Records for the task:

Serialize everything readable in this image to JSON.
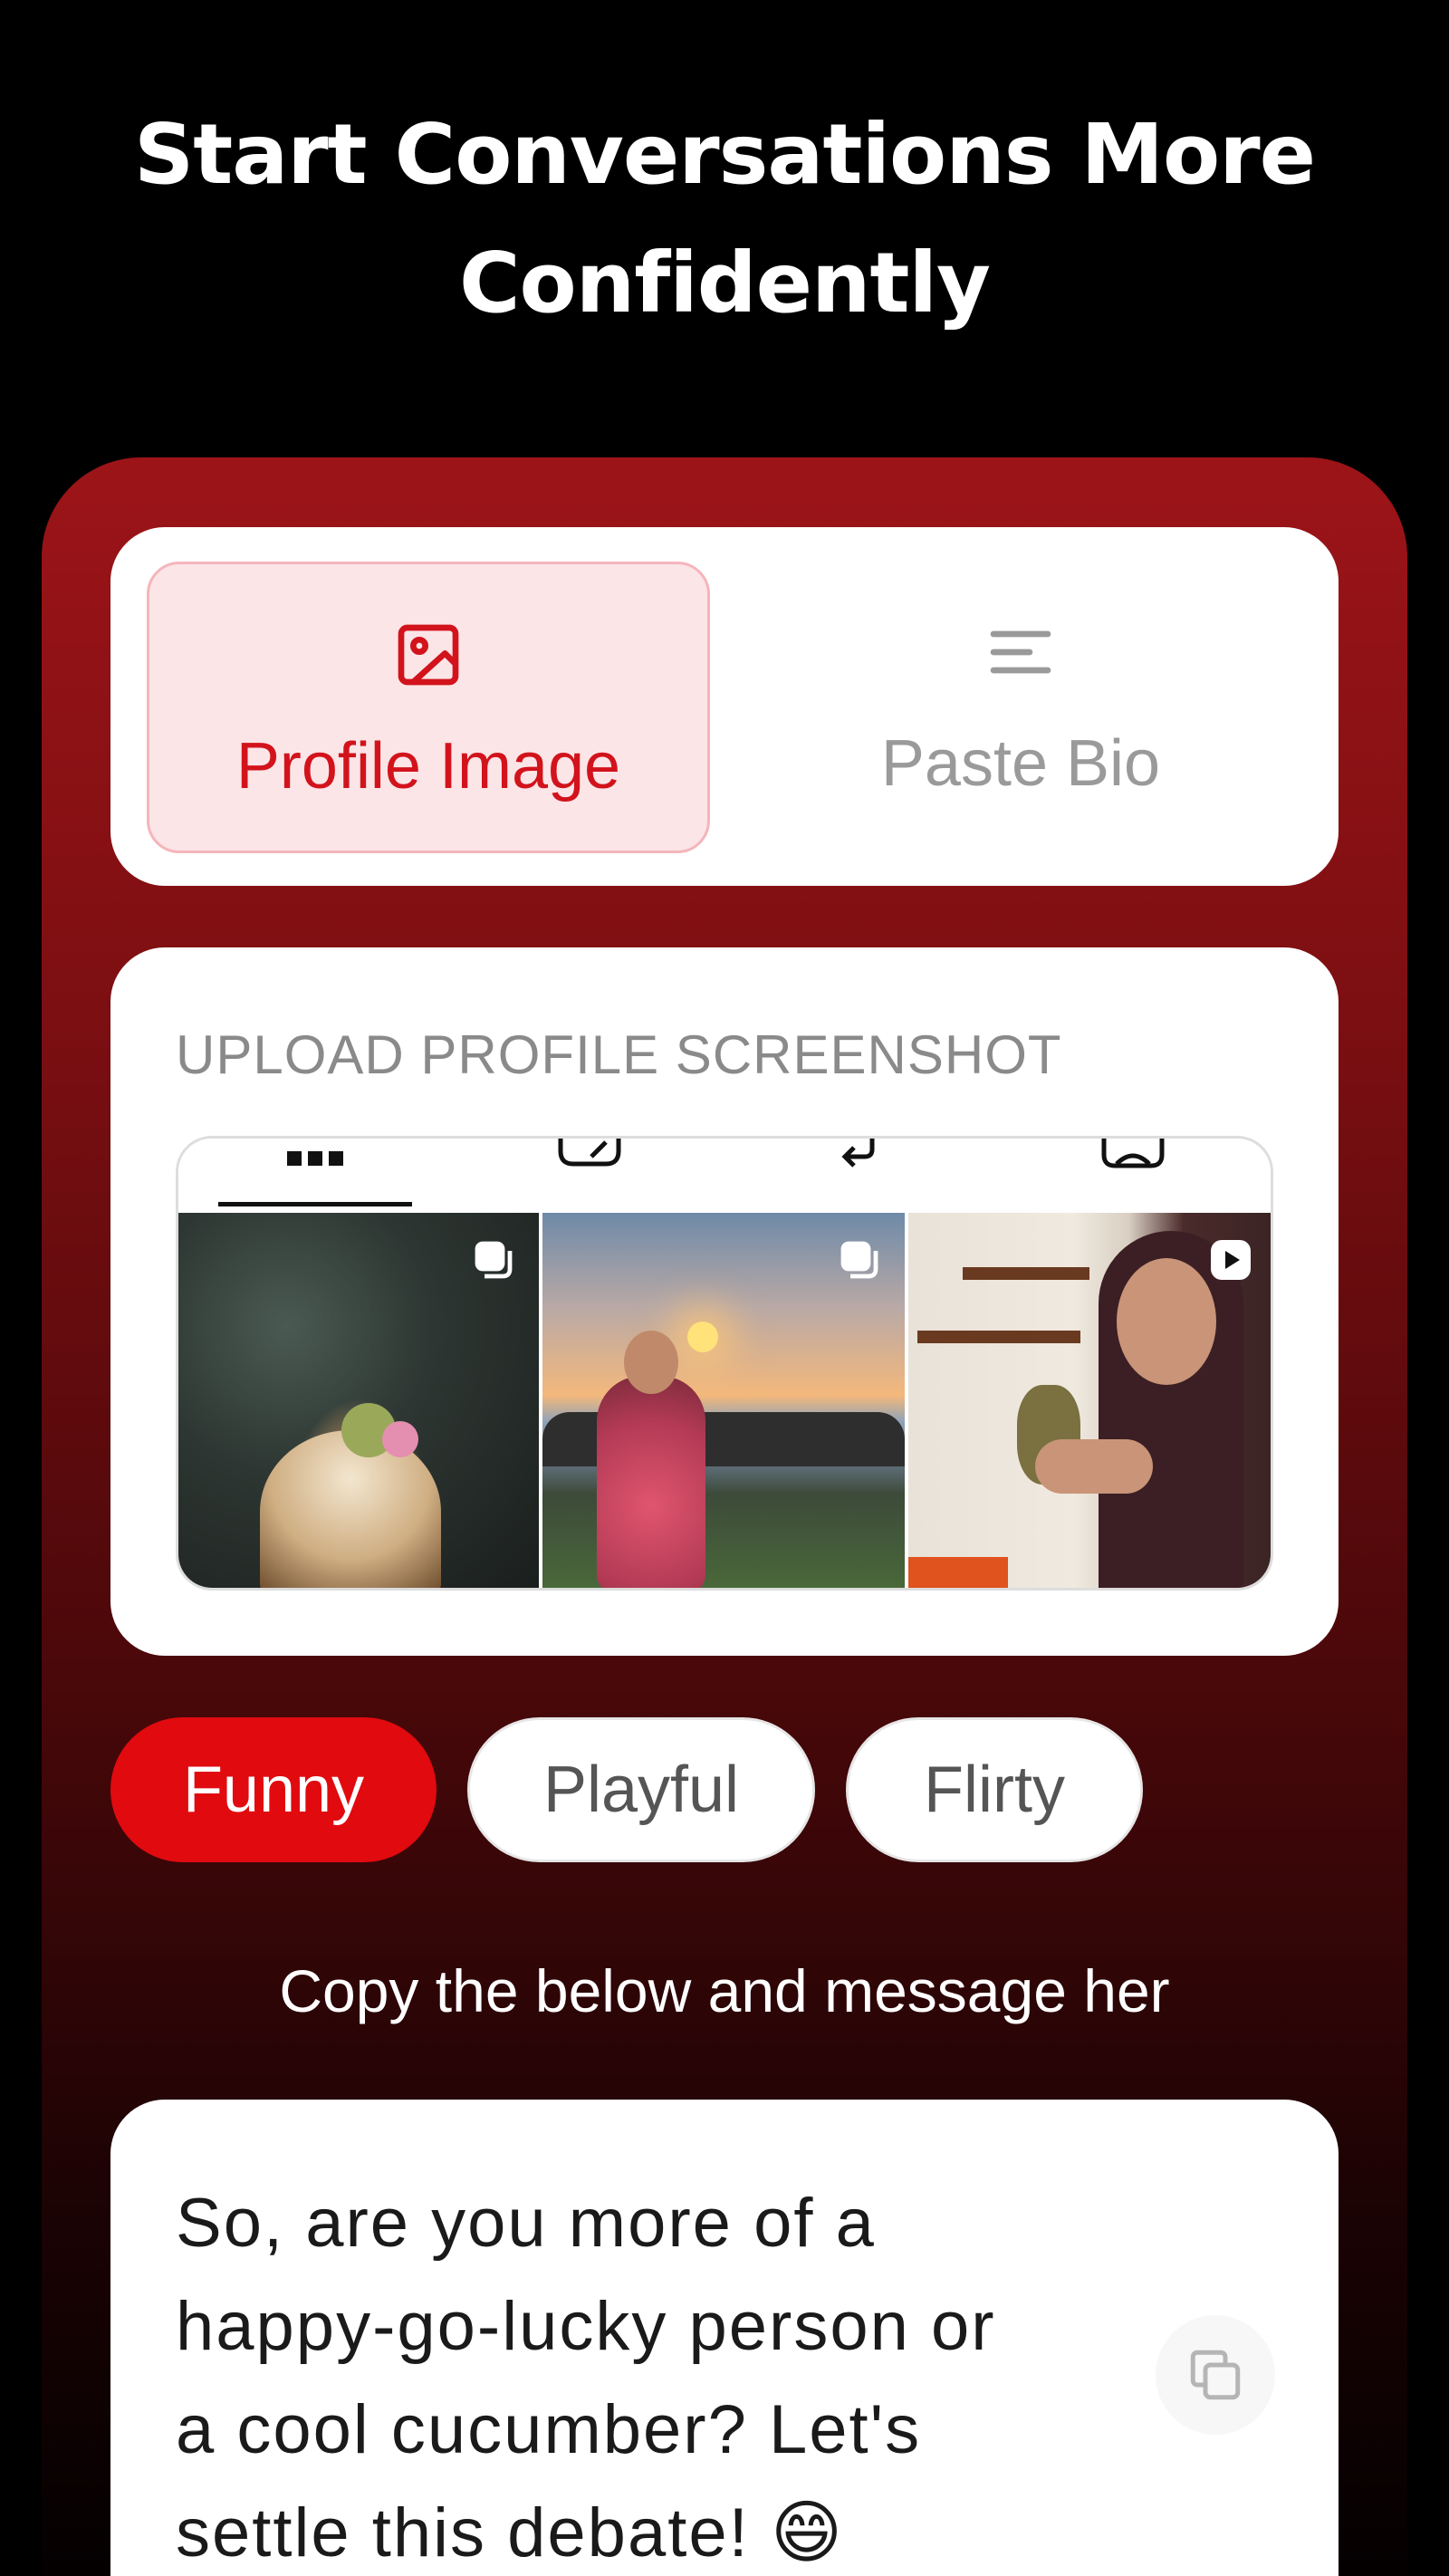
{
  "header": {
    "title_line1": "Start Conversations More",
    "title_line2": "Confidently"
  },
  "mode_toggle": {
    "options": [
      {
        "label": "Profile Image",
        "icon": "image-icon",
        "active": true
      },
      {
        "label": "Paste Bio",
        "icon": "text-lines-icon",
        "active": false
      }
    ]
  },
  "upload": {
    "label": "UPLOAD PROFILE SCREENSHOT",
    "photos": [
      {
        "icon": "carousel-icon"
      },
      {
        "icon": "carousel-icon"
      },
      {
        "icon": "reel-play-icon"
      }
    ]
  },
  "tones": [
    {
      "label": "Funny",
      "active": true
    },
    {
      "label": "Playful",
      "active": false
    },
    {
      "label": "Flirty",
      "active": false
    }
  ],
  "instruction": "Copy the below and message her",
  "message": {
    "line1": "So, are you more of a",
    "line2": "happy-go-lucky person or",
    "line3": "a cool cucumber? Let's",
    "line4": "settle this debate! 😄"
  },
  "colors": {
    "accent": "#e10a0f",
    "accent_soft": "#fbe5e7",
    "panel_top": "#9c1418",
    "background": "#000000"
  }
}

Problem requirements:
Exact duplication of all the records is required; pictures are omitted from the copy.

Response for this exercise:
Serialize everything readable in this image to JSON.
{
  "header": {
    "title_line1": "Start Conversations More",
    "title_line2": "Confidently"
  },
  "mode_toggle": {
    "options": [
      {
        "label": "Profile Image",
        "icon": "image-icon",
        "active": true
      },
      {
        "label": "Paste Bio",
        "icon": "text-lines-icon",
        "active": false
      }
    ]
  },
  "upload": {
    "label": "UPLOAD PROFILE SCREENSHOT",
    "photos": [
      {
        "icon": "carousel-icon"
      },
      {
        "icon": "carousel-icon"
      },
      {
        "icon": "reel-play-icon"
      }
    ]
  },
  "tones": [
    {
      "label": "Funny",
      "active": true
    },
    {
      "label": "Playful",
      "active": false
    },
    {
      "label": "Flirty",
      "active": false
    }
  ],
  "instruction": "Copy the below and message her",
  "message": {
    "line1": "So, are you more of a",
    "line2": "happy-go-lucky person or",
    "line3": "a cool cucumber? Let's",
    "line4": "settle this debate! 😄"
  },
  "colors": {
    "accent": "#e10a0f",
    "accent_soft": "#fbe5e7",
    "panel_top": "#9c1418",
    "background": "#000000"
  }
}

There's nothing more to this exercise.